• Written task:
Omit every picture and return the rest of the data unaltered.

++++ Entries supplied

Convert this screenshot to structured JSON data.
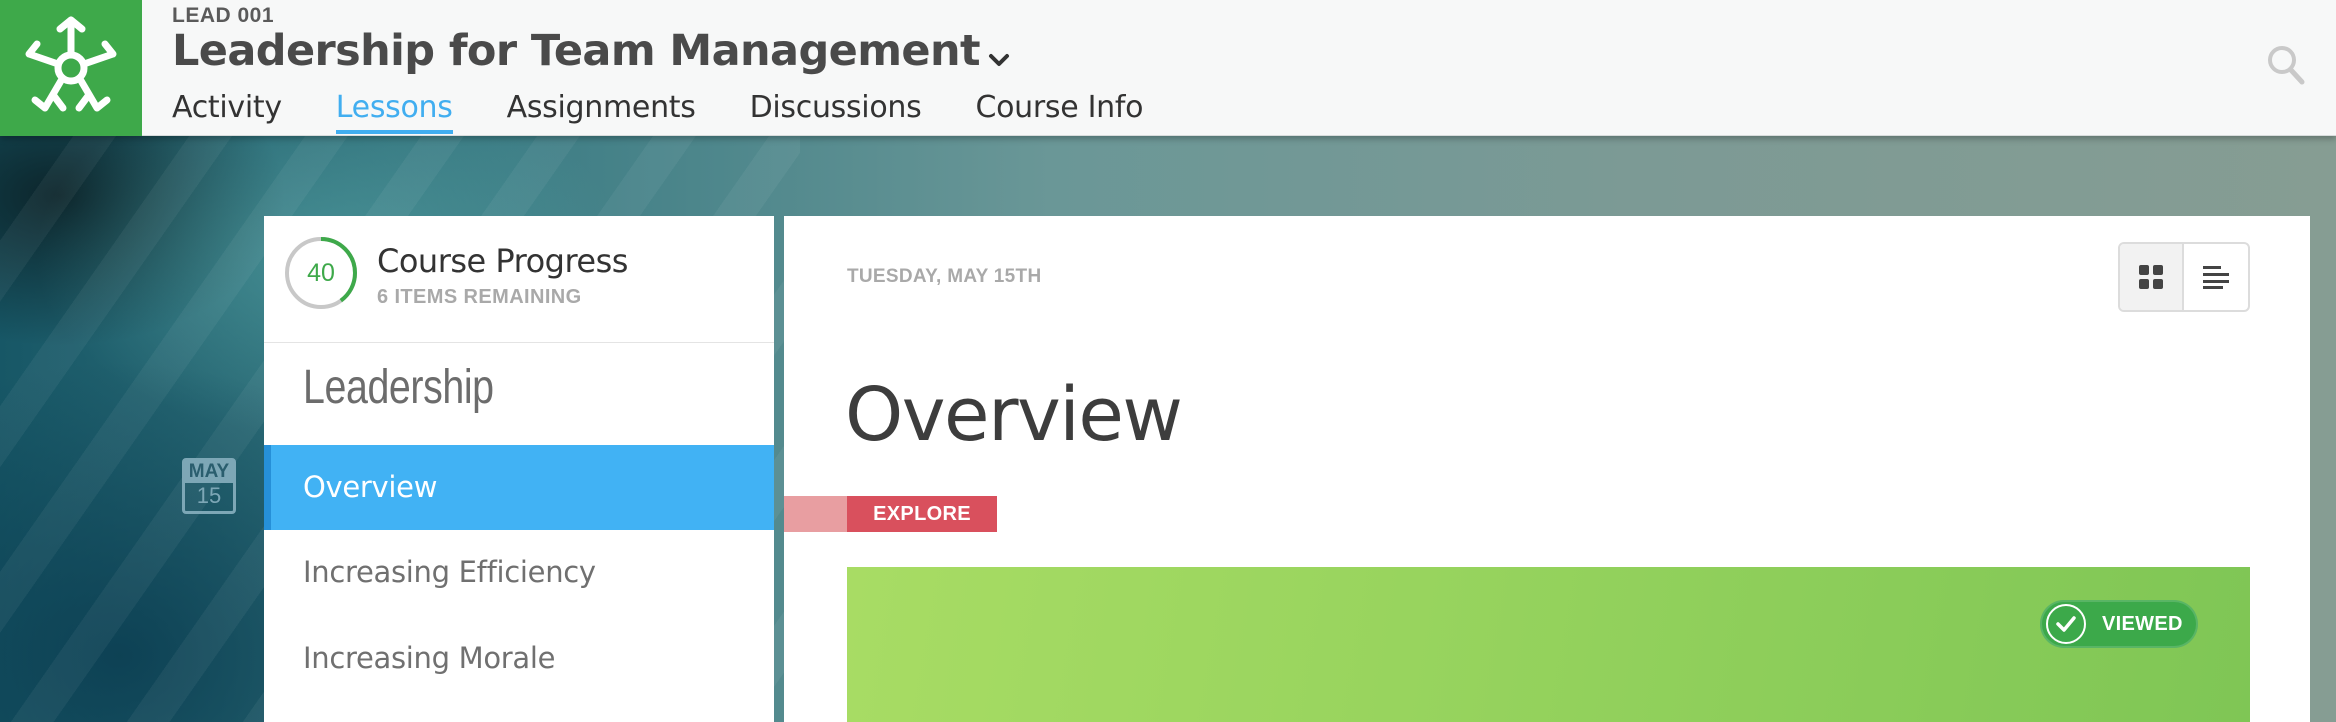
{
  "header": {
    "course_code": "LEAD 001",
    "course_title": "Leadership for Team Management",
    "nav_tabs": [
      {
        "label": "Activity",
        "active": false
      },
      {
        "label": "Lessons",
        "active": true
      },
      {
        "label": "Assignments",
        "active": false
      },
      {
        "label": "Discussions",
        "active": false
      },
      {
        "label": "Course Info",
        "active": false
      }
    ]
  },
  "date_badge": {
    "month": "MAY",
    "day": "15"
  },
  "sidebar": {
    "progress": {
      "value": "40",
      "label": "Course Progress",
      "remaining": "6 ITEMS REMAINING",
      "fraction": 0.4
    },
    "section_title": "Leadership",
    "lessons": [
      {
        "label": "Overview",
        "active": true
      },
      {
        "label": "Increasing Efficiency",
        "active": false
      },
      {
        "label": "Increasing Morale",
        "active": false
      }
    ]
  },
  "main": {
    "date": "TUESDAY, MAY 15TH",
    "title": "Overview",
    "tag": "EXPLORE",
    "status": "VIEWED"
  },
  "colors": {
    "brand_green": "#3ea94a",
    "accent_blue": "#41b2f4",
    "tag_red": "#d9505d"
  },
  "icons": [
    "logo-star-icon",
    "chevron-down-icon",
    "search-icon",
    "grid-view-icon",
    "list-view-icon",
    "check-icon"
  ]
}
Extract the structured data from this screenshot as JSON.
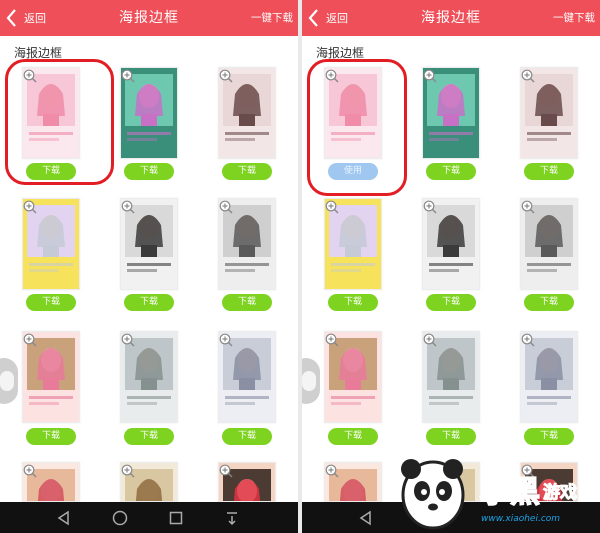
{
  "panels": [
    {
      "header": {
        "back_label": "返回",
        "title": "海报边框",
        "action_label": "一键下载"
      },
      "section_title": "海报边框",
      "first_button_label": "下载"
    },
    {
      "header": {
        "back_label": "返回",
        "title": "海报边框",
        "action_label": "一键下载"
      },
      "section_title": "海报边框",
      "first_button_label": "使用"
    }
  ],
  "download_label": "下载",
  "colors": {
    "header_bg": "#ef4f58",
    "download_button": "#7ed321",
    "use_button": "#9fc7ef",
    "highlight_circle": "#e21d24"
  },
  "watermark": {
    "brand": "小黑游戏",
    "url": "www.xiaohei.com"
  },
  "icons": {
    "back": "chevron-left-icon",
    "zoom": "zoom-in-icon",
    "nav": [
      "back-triangle-icon",
      "home-circle-icon",
      "recents-square-icon",
      "notification-pull-icon"
    ]
  }
}
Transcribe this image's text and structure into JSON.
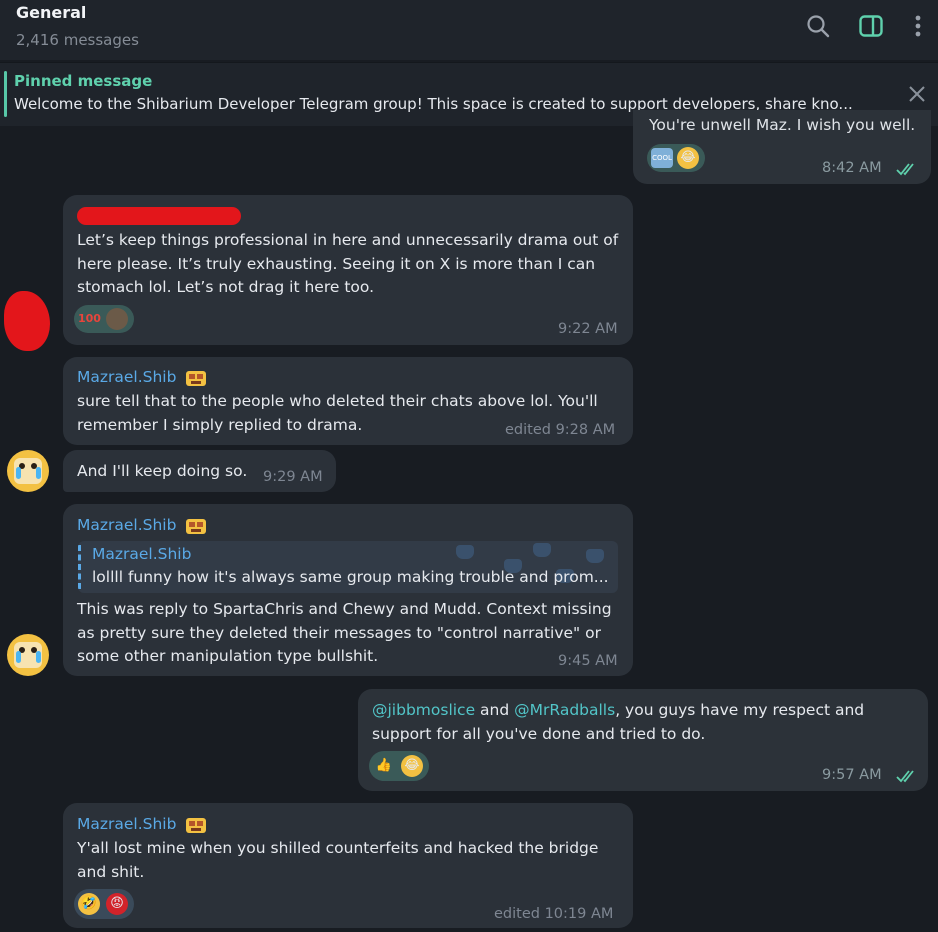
{
  "header": {
    "title": "General",
    "subtitle": "2,416 messages",
    "icons": [
      "search-icon",
      "sidebar-toggle-icon",
      "more-vertical-icon"
    ]
  },
  "pinned": {
    "label": "Pinned message",
    "text": "Welcome to the Shibarium Developer Telegram group! This space is created to support developers, share kno..."
  },
  "colors": {
    "background": "#181c22",
    "bubble": "#2b3139",
    "accent": "#5fd1ad",
    "sender": "#5aa9e6",
    "mention": "#52c5c8",
    "redaction": "#e3161b"
  },
  "messages": [
    {
      "id": "m0",
      "outgoing": true,
      "text": "You're unwell Maz. I wish you well.",
      "time": "8:42 AM",
      "reactions": [
        "cool-emoji",
        "crying-face-emoji"
      ]
    },
    {
      "id": "m1",
      "outgoing": false,
      "sender_redacted": true,
      "lines": [
        "Let’s keep things professional in here and unnecessarily drama out of",
        "here please.  It’s truly exhausting.  Seeing it on X is more than I can",
        "stomach lol.  Let’s not drag it here too."
      ],
      "time": "9:22 AM",
      "reactions": [
        "hundred-points-emoji",
        "avatar-reaction"
      ]
    },
    {
      "id": "m2",
      "outgoing": false,
      "sender": "Mazrael.Shib",
      "lines": [
        "sure tell that to the people who deleted their chats above lol. You'll",
        "remember I simply replied to drama."
      ],
      "time": "edited 9:28 AM"
    },
    {
      "id": "m3",
      "outgoing": false,
      "text": "And I'll keep doing so.",
      "time": "9:29 AM"
    },
    {
      "id": "m4",
      "outgoing": false,
      "sender": "Mazrael.Shib",
      "reply": {
        "sender": "Mazrael.Shib",
        "text": "lollll funny how it's always same group making trouble and prom..."
      },
      "lines": [
        "This was reply to SpartaChris and Chewy and Mudd. Context missing",
        "as pretty sure they deleted their messages to \"control narrative\" or",
        "some other manipulation type bullshit."
      ],
      "time": "9:45 AM"
    },
    {
      "id": "m5",
      "outgoing": true,
      "mention1": "@jibbmoslice",
      "and": " and ",
      "mention2": "@MrRadballs",
      "line1_rest": ", you guys have my respect and",
      "line2": "support for all you've done and tried to do.",
      "time": "9:57 AM",
      "reactions": [
        "thumbs-up-emoji",
        "crying-face-emoji"
      ]
    },
    {
      "id": "m6",
      "outgoing": false,
      "sender": "Mazrael.Shib",
      "lines": [
        "Y'all lost mine when you shilled counterfeits and hacked the bridge",
        "and shit."
      ],
      "time": "edited 10:19 AM",
      "reactions": [
        "rolling-laughing-emoji",
        "angry-face-emoji"
      ]
    }
  ]
}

++++++++

• Completed exercise:
Convert this screenshot to structured JSON data.
{
  "header": {
    "course_code": "LEAD 001",
    "course_title": "Leadership for Team Management",
    "nav_tabs": [
      {
        "label": "Activity",
        "active": false
      },
      {
        "label": "Lessons",
        "active": true
      },
      {
        "label": "Assignments",
        "active": false
      },
      {
        "label": "Discussions",
        "active": false
      },
      {
        "label": "Course Info",
        "active": false
      }
    ]
  },
  "date_badge": {
    "month": "MAY",
    "day": "15"
  },
  "sidebar": {
    "progress": {
      "value": "40",
      "label": "Course Progress",
      "remaining": "6 ITEMS REMAINING",
      "fraction": 0.4
    },
    "section_title": "Leadership",
    "lessons": [
      {
        "label": "Overview",
        "active": true
      },
      {
        "label": "Increasing Efficiency",
        "active": false
      },
      {
        "label": "Increasing Morale",
        "active": false
      }
    ]
  },
  "main": {
    "date": "TUESDAY, MAY 15TH",
    "title": "Overview",
    "tag": "EXPLORE",
    "status": "VIEWED"
  },
  "colors": {
    "brand_green": "#3ea94a",
    "accent_blue": "#41b2f4",
    "tag_red": "#d9505d"
  },
  "icons": [
    "logo-star-icon",
    "chevron-down-icon",
    "search-icon",
    "grid-view-icon",
    "list-view-icon",
    "check-icon"
  ]
}
Extract the structured data from this screenshot as JSON.
{
  "panels": [
    {
      "header": {
        "back_label": "返回",
        "title": "海报边框",
        "action_label": "一键下载"
      },
      "section_title": "海报边框",
      "first_button_label": "下载"
    },
    {
      "header": {
        "back_label": "返回",
        "title": "海报边框",
        "action_label": "一键下载"
      },
      "section_title": "海报边框",
      "first_button_label": "使用"
    }
  ],
  "download_label": "下载",
  "colors": {
    "header_bg": "#ef4f58",
    "download_button": "#7ed321",
    "use_button": "#9fc7ef",
    "highlight_circle": "#e21d24"
  },
  "watermark": {
    "brand": "小黑游戏",
    "url": "www.xiaohei.com"
  },
  "icons": {
    "back": "chevron-left-icon",
    "zoom": "zoom-in-icon",
    "nav": [
      "back-triangle-icon",
      "home-circle-icon",
      "recents-square-icon",
      "notification-pull-icon"
    ]
  }
}
Transcribe this image's text and structure into JSON.
{
  "header": {
    "title": "General",
    "subtitle": "2,416 messages",
    "icons": [
      "search-icon",
      "sidebar-toggle-icon",
      "more-vertical-icon"
    ]
  },
  "pinned": {
    "label": "Pinned message",
    "text": "Welcome to the Shibarium Developer Telegram group! This space is created to support developers, share kno..."
  },
  "colors": {
    "background": "#181c22",
    "bubble": "#2b3139",
    "accent": "#5fd1ad",
    "sender": "#5aa9e6",
    "mention": "#52c5c8",
    "redaction": "#e3161b"
  },
  "messages": [
    {
      "id": "m0",
      "outgoing": true,
      "text": "You're unwell Maz. I wish you well.",
      "time": "8:42 AM",
      "reactions": [
        "cool-emoji",
        "crying-face-emoji"
      ]
    },
    {
      "id": "m1",
      "outgoing": false,
      "sender_redacted": true,
      "lines": [
        "Let’s keep things professional in here and unnecessarily drama out of",
        "here please.  It’s truly exhausting.  Seeing it on X is more than I can",
        "stomach lol.  Let’s not drag it here too."
      ],
      "time": "9:22 AM",
      "reactions": [
        "hundred-points-emoji",
        "avatar-reaction"
      ]
    },
    {
      "id": "m2",
      "outgoing": false,
      "sender": "Mazrael.Shib",
      "lines": [
        "sure tell that to the people who deleted their chats above lol. You'll",
        "remember I simply replied to drama."
      ],
      "time": "edited 9:28 AM"
    },
    {
      "id": "m3",
      "outgoing": false,
      "text": "And I'll keep doing so.",
      "time": "9:29 AM"
    },
    {
      "id": "m4",
      "outgoing": false,
      "sender": "Mazrael.Shib",
      "reply": {
        "sender": "Mazrael.Shib",
        "text": "lollll funny how it's always same group making trouble and prom..."
      },
      "lines": [
        "This was reply to SpartaChris and Chewy and Mudd. Context missing",
        "as pretty sure they deleted their messages to \"control narrative\" or",
        "some other manipulation type bullshit."
      ],
      "time": "9:45 AM"
    },
    {
      "id": "m5",
      "outgoing": true,
      "mention1": "@jibbmoslice",
      "and": " and ",
      "mention2": "@MrRadballs",
      "line1_rest": ", you guys have my respect and",
      "line2": "support for all you've done and tried to do.",
      "time": "9:57 AM",
      "reactions": [
        "thumbs-up-emoji",
        "crying-face-emoji"
      ]
    },
    {
      "id": "m6",
      "outgoing": false,
      "sender": "Mazrael.Shib",
      "lines": [
        "Y'all lost mine when you shilled counterfeits and hacked the bridge",
        "and shit."
      ],
      "time": "edited 10:19 AM",
      "reactions": [
        "rolling-laughing-emoji",
        "angry-face-emoji"
      ]
    }
  ]
}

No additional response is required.